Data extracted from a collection
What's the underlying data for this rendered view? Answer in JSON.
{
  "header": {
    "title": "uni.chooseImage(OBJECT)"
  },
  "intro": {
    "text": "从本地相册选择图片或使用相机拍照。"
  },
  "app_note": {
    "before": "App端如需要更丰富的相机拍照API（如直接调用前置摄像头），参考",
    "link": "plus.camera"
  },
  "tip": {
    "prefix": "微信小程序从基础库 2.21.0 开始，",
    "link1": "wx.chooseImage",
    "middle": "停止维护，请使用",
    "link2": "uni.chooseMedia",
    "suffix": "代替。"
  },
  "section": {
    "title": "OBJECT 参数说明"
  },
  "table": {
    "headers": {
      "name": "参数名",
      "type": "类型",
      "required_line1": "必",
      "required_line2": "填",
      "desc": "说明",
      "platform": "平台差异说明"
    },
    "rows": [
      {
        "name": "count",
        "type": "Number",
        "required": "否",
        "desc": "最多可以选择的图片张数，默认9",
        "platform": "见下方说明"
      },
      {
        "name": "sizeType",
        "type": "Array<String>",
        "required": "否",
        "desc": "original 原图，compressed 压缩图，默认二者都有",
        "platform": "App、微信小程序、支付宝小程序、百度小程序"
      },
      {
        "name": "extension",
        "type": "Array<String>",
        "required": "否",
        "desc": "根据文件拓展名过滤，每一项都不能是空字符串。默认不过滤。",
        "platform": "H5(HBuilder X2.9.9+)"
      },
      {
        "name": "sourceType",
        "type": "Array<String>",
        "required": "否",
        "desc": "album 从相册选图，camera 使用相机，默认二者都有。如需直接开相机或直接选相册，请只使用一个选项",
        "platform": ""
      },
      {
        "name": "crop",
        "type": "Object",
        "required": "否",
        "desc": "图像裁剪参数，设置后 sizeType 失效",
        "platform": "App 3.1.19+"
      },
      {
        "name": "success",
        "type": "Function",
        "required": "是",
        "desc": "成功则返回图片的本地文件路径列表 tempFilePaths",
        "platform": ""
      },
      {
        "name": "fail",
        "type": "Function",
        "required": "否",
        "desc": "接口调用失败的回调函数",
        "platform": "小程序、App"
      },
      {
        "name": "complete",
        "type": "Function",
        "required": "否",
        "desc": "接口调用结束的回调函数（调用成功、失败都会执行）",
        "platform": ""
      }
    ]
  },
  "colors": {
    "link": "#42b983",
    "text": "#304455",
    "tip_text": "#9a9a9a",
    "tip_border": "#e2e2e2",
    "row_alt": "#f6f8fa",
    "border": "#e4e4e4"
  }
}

- [What is needed]:
Copy out each line of the records that holds the string "name".

- [Output below]:
      "name": "参数名",
        "name": "count",
        "name": "sizeType",
        "name": "extension",
        "name": "sourceType",
        "name": "crop",
        "name": "success",
        "name": "fail",
        "name": "complete",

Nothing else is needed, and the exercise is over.